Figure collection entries
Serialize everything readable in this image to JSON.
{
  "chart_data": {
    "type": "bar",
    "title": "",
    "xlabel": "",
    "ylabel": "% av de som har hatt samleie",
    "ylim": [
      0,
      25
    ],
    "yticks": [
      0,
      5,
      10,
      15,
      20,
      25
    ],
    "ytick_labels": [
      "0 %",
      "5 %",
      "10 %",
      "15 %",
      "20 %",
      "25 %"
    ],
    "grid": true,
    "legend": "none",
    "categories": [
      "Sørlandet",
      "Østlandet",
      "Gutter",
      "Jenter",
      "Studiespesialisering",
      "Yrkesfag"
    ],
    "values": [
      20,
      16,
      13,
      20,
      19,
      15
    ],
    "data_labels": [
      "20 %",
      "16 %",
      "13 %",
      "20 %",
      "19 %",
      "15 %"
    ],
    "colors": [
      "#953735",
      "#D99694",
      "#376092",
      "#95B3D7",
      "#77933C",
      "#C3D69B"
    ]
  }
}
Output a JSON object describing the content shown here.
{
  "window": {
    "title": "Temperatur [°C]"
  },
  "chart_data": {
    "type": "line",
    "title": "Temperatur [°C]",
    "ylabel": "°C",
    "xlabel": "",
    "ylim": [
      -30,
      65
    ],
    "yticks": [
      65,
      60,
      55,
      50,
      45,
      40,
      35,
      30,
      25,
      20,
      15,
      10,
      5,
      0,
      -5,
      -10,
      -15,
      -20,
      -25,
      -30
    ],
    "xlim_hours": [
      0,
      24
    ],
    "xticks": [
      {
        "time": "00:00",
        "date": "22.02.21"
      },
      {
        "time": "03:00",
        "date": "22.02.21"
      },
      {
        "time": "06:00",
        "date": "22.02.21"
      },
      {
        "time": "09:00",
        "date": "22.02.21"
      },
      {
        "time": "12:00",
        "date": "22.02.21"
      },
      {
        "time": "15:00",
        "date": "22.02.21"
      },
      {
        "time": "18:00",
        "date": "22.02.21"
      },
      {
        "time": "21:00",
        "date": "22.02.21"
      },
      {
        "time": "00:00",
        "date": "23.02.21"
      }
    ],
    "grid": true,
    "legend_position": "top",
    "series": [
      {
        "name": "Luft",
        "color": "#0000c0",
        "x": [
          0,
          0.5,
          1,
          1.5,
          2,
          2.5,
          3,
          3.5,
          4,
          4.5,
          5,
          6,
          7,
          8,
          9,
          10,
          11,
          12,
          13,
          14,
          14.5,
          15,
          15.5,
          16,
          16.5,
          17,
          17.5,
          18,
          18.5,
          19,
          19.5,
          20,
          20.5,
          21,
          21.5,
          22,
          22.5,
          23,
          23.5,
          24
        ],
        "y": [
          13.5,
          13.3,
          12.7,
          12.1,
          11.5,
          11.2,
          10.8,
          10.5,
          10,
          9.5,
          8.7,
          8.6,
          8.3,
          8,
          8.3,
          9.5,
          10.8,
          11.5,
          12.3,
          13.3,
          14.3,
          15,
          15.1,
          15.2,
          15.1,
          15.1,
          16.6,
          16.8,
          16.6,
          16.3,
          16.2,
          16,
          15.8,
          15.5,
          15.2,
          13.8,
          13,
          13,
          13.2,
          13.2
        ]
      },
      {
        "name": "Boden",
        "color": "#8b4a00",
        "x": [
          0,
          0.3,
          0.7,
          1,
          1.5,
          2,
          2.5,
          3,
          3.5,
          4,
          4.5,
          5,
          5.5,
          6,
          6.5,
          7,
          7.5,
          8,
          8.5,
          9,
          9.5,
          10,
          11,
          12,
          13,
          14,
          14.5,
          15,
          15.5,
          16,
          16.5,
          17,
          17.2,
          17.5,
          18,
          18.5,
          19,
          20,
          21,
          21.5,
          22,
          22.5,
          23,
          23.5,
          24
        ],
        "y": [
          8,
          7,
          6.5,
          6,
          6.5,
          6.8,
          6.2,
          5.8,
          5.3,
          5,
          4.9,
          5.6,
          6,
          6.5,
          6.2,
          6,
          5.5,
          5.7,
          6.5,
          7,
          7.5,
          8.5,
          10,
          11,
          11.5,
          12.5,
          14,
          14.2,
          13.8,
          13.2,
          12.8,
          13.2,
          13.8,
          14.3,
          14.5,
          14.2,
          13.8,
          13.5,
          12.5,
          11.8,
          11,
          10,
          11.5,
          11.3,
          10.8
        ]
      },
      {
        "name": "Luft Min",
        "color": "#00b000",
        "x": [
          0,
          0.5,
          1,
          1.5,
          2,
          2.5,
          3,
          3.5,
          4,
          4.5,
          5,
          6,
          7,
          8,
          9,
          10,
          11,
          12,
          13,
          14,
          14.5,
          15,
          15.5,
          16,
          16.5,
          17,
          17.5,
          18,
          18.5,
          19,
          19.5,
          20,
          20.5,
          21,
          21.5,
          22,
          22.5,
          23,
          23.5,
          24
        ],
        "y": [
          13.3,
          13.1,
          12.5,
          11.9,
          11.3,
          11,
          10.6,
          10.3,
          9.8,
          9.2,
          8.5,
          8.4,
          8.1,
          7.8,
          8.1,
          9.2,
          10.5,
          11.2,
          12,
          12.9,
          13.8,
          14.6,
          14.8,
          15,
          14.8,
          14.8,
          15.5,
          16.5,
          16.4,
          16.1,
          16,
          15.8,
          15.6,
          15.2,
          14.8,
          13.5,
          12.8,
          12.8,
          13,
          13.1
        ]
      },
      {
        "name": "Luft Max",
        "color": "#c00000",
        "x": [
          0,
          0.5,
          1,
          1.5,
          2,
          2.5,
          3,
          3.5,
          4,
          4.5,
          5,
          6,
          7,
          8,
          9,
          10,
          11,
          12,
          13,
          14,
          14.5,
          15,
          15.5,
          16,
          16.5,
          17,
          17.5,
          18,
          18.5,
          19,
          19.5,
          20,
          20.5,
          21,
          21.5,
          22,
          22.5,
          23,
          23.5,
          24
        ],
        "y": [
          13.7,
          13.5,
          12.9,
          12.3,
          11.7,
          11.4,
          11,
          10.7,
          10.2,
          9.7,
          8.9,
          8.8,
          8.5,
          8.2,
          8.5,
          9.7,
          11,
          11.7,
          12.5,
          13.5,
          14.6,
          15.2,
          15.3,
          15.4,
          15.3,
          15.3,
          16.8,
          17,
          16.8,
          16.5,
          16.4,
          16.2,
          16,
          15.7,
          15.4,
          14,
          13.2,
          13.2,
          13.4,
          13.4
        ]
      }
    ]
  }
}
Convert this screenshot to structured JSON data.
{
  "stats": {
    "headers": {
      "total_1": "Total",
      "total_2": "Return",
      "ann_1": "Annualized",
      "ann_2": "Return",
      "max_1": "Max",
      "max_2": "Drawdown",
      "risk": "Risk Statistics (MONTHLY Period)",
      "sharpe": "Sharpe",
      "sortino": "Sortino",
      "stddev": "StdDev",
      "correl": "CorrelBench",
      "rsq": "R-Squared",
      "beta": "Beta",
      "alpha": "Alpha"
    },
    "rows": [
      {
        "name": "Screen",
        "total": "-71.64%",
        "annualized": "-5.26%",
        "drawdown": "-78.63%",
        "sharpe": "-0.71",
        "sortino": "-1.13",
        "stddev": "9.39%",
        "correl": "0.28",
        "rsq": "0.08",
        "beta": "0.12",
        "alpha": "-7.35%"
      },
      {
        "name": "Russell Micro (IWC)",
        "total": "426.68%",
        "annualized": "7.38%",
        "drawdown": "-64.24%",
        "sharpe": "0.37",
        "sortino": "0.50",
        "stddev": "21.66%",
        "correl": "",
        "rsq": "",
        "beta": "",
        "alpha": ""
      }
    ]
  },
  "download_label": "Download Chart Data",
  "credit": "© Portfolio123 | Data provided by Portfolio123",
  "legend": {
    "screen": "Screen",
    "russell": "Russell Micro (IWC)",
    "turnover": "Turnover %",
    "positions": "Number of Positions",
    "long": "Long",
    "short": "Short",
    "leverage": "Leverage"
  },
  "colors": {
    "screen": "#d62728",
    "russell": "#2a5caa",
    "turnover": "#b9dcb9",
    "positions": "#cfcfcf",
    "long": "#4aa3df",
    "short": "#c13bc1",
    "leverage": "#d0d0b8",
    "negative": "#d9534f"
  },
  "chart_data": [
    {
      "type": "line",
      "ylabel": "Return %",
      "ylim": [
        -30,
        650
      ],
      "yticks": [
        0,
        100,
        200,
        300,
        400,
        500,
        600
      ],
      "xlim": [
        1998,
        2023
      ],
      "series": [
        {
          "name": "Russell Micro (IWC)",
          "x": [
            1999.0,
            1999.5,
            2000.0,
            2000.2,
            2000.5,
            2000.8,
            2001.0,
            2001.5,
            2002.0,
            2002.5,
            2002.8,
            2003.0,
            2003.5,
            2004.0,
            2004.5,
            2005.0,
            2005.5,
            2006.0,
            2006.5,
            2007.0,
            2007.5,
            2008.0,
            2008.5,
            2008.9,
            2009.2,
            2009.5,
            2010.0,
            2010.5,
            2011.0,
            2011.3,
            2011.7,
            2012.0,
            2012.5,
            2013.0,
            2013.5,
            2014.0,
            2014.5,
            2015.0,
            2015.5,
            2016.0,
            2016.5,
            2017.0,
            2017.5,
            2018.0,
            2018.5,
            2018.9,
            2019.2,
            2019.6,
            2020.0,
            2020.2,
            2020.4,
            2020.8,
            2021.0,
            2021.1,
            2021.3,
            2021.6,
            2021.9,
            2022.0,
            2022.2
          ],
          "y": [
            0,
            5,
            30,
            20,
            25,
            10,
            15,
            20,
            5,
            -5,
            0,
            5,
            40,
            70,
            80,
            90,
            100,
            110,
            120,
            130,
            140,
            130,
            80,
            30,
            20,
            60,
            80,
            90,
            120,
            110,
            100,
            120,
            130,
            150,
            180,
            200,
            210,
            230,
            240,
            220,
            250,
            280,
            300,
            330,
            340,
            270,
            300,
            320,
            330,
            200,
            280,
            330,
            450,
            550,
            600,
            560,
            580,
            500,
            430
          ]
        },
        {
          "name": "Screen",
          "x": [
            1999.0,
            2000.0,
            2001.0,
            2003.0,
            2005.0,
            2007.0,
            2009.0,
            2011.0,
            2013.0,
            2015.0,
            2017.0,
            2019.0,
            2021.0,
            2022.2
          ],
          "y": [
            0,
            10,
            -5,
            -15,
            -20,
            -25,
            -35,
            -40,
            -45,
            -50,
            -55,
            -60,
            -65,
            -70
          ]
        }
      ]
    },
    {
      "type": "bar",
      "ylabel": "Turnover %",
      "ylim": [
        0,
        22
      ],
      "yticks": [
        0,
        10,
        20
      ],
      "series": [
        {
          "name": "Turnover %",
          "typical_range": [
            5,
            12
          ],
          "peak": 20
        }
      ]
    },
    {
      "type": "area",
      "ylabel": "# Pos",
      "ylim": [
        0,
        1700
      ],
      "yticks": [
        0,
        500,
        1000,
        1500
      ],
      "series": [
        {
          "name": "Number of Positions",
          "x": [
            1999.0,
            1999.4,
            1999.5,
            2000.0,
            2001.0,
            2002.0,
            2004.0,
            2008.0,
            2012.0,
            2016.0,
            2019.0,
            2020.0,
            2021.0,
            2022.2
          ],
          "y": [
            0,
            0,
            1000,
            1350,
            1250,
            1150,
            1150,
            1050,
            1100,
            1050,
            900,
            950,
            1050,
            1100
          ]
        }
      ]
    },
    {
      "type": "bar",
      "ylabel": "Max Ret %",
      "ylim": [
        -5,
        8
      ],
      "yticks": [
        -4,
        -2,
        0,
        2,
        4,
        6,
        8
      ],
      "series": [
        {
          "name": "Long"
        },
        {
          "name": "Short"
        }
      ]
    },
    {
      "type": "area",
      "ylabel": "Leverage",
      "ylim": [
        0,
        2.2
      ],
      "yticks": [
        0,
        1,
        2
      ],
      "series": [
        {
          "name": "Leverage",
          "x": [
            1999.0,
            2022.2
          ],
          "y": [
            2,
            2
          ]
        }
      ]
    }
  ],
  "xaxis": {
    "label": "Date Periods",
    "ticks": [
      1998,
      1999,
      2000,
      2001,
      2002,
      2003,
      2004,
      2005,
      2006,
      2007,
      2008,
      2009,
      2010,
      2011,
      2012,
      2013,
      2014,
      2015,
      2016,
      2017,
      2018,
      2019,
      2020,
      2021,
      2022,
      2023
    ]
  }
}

*WHAT YOU WILL DO*
Gather up the lines that contain the word "stddev".

*REPLY TO THE EXERCISE*
      "stddev": "StdDev",
        "stddev": "9.39%",
        "stddev": "21.66%",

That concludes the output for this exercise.